### WHAT YOU NEED TO DO
Filter the data for lines with the word "this", then copy every line so identified.

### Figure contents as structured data
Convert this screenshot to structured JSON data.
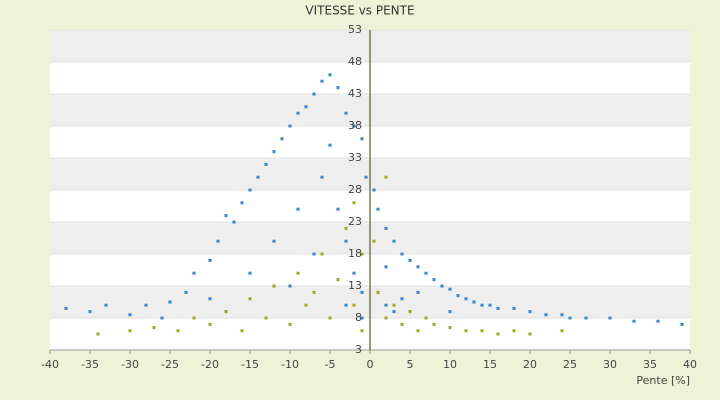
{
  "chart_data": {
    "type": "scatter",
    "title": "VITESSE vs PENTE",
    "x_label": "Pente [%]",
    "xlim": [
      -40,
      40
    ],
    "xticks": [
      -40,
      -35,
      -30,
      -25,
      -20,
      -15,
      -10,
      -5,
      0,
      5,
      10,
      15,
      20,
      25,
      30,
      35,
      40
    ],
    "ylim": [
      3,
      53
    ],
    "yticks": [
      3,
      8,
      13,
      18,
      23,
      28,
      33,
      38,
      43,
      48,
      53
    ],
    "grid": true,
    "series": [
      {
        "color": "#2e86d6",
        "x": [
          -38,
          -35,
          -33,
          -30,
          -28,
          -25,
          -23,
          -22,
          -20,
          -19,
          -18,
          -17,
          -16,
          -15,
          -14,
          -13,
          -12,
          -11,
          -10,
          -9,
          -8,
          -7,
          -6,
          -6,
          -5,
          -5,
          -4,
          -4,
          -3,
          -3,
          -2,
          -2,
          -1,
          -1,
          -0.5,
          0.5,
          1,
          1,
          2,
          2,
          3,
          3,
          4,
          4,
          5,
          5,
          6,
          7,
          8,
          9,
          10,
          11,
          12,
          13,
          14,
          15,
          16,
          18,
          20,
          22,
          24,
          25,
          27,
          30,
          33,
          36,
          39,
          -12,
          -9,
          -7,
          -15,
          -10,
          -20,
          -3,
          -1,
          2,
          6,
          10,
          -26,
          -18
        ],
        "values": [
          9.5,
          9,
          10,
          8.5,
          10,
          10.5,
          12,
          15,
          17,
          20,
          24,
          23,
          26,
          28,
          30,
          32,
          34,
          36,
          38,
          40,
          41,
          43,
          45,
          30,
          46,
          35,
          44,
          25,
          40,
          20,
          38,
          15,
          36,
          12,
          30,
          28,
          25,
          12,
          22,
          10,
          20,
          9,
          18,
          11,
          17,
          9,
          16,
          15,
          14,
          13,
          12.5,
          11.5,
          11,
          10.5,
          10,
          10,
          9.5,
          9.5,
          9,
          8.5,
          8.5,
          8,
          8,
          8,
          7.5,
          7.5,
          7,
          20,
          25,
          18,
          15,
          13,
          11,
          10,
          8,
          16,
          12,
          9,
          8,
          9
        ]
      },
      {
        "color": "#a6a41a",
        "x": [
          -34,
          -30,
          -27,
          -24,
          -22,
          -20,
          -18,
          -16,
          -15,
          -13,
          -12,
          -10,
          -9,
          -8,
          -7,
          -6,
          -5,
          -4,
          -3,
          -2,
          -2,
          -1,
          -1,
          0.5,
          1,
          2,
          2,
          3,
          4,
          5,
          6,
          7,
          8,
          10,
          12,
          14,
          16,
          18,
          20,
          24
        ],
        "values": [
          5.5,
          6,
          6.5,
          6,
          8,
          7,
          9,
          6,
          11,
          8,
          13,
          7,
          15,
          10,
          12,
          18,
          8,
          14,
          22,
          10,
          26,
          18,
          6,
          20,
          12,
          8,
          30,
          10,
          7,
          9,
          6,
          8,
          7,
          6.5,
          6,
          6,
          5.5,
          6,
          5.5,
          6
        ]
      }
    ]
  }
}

* * *

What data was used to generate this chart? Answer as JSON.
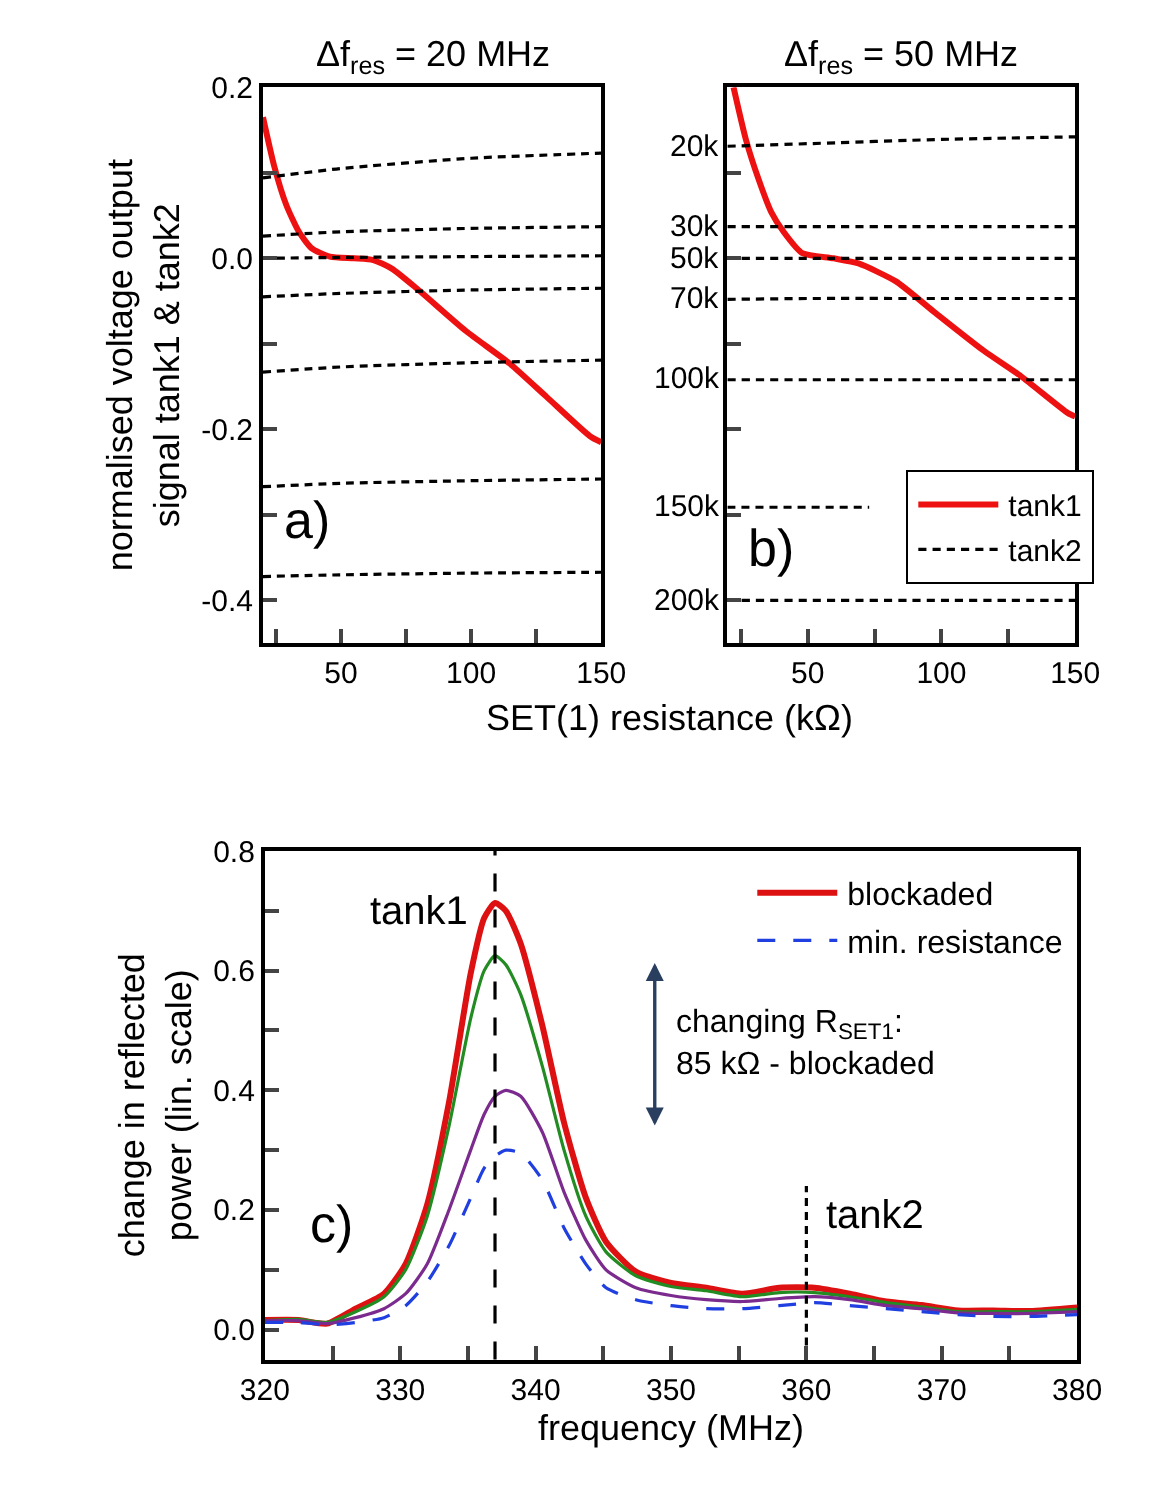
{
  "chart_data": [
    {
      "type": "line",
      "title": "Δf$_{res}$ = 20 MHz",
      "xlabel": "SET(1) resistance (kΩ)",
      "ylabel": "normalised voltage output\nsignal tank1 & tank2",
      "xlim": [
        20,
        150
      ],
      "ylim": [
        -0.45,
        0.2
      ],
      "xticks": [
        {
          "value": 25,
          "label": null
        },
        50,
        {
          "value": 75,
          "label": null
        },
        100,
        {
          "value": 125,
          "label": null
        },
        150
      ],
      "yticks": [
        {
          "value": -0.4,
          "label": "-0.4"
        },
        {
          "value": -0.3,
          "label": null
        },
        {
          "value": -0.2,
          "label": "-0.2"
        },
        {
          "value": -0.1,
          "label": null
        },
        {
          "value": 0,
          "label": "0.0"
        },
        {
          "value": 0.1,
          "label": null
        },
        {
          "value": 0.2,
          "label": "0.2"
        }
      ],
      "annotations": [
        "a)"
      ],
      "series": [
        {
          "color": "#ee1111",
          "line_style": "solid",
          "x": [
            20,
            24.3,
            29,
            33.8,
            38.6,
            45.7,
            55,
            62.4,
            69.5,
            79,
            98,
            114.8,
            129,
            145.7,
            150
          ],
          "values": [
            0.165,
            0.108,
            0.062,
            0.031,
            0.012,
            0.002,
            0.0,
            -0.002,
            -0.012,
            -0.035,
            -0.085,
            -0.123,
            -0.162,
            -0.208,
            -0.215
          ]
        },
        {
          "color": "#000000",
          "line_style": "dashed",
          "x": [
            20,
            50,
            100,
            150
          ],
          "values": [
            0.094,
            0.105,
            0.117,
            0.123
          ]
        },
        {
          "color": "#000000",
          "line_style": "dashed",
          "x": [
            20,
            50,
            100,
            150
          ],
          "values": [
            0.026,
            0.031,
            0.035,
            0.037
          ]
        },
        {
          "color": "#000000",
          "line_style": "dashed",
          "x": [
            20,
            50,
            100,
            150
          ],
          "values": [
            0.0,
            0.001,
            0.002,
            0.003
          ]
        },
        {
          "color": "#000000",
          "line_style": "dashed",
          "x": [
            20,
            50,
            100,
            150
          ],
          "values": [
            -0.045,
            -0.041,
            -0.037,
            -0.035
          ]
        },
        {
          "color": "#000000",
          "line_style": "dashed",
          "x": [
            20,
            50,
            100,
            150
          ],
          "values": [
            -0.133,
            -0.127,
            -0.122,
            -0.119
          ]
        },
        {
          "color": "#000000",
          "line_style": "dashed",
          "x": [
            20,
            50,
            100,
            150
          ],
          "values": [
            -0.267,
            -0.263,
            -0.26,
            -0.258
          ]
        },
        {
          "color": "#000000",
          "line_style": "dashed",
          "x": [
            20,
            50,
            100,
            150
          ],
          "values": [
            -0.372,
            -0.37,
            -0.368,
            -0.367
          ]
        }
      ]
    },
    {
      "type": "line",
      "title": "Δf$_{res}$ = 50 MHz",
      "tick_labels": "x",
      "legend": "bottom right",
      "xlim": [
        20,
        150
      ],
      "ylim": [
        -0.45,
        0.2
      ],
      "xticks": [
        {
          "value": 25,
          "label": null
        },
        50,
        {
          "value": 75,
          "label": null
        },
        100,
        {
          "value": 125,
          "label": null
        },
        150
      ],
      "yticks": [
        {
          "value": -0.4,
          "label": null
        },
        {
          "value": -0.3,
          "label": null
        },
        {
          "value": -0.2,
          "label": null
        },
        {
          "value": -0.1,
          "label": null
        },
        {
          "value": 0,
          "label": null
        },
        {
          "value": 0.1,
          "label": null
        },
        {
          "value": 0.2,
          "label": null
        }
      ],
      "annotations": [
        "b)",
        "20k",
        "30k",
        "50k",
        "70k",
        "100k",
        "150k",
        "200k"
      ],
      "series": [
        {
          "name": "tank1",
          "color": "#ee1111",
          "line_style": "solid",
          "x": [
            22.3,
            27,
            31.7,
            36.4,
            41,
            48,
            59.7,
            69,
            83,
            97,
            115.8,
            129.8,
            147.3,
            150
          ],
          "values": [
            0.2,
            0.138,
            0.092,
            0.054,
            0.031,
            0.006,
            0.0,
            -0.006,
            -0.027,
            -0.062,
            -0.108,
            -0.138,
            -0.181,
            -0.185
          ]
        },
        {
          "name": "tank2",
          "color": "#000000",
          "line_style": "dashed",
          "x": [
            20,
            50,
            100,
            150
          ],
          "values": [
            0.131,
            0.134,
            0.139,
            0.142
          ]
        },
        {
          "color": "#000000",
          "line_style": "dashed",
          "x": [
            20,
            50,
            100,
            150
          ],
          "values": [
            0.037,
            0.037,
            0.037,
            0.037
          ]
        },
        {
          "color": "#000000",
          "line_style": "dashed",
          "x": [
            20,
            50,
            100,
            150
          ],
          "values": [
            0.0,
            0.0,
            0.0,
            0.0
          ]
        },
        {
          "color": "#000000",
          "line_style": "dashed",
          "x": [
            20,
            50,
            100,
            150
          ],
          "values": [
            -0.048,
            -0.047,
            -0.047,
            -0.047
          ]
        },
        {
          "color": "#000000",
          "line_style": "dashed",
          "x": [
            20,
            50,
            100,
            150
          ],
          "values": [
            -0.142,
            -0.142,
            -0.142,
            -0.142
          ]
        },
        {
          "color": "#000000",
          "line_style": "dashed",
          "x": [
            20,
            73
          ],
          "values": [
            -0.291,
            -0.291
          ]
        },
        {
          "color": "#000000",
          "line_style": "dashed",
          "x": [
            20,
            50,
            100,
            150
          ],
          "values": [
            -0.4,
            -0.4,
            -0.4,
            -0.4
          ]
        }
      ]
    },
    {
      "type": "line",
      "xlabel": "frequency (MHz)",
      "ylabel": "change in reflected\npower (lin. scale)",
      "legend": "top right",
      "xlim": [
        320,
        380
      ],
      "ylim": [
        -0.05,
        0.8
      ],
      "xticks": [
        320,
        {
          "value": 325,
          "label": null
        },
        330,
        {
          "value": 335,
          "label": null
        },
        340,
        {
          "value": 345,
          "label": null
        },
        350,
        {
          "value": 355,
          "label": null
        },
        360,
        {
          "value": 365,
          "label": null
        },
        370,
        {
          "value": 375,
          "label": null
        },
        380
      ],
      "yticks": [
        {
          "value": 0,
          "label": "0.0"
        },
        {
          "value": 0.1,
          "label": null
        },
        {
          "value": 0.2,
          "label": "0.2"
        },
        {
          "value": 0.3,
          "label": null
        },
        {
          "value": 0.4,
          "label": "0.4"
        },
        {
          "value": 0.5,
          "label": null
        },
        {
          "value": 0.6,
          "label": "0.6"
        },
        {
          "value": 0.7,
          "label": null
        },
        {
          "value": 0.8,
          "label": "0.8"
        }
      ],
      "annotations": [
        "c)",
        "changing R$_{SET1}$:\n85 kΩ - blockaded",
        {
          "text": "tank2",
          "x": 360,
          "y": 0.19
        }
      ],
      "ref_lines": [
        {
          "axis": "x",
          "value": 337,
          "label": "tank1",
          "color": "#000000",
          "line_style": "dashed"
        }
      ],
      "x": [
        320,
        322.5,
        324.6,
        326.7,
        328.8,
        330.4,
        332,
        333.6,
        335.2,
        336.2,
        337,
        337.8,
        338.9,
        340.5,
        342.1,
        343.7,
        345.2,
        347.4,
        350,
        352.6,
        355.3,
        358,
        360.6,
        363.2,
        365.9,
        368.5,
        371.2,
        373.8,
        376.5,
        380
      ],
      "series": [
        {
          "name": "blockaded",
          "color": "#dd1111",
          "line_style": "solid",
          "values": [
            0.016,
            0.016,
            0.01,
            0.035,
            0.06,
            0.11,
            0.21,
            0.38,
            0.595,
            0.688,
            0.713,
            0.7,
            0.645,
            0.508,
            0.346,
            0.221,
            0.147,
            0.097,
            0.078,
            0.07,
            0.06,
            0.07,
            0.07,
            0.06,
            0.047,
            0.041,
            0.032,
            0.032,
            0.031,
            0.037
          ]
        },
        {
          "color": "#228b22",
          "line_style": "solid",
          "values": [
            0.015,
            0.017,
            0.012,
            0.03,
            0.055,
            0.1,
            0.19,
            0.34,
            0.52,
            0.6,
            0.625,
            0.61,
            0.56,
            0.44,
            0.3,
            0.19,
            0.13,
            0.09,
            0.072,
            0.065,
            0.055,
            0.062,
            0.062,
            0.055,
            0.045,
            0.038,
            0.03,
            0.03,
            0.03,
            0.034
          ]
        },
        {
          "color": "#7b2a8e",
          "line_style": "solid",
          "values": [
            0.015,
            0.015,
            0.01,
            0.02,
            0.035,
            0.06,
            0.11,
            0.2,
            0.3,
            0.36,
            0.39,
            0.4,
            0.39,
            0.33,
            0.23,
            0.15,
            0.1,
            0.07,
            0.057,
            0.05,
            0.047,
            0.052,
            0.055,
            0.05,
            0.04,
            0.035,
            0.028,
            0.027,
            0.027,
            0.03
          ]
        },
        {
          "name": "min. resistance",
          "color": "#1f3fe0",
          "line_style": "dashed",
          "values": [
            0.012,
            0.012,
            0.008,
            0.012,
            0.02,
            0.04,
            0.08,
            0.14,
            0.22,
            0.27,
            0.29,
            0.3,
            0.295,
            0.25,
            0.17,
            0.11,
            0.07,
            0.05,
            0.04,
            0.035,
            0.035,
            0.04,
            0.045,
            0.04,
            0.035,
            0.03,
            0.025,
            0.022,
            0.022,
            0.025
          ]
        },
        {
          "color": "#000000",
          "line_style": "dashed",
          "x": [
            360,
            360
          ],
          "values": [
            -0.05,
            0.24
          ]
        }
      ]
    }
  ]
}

### CORRECT ANSWER
Convert this screenshot to structured JSON data.
What data was used to generate this chart? Answer as JSON.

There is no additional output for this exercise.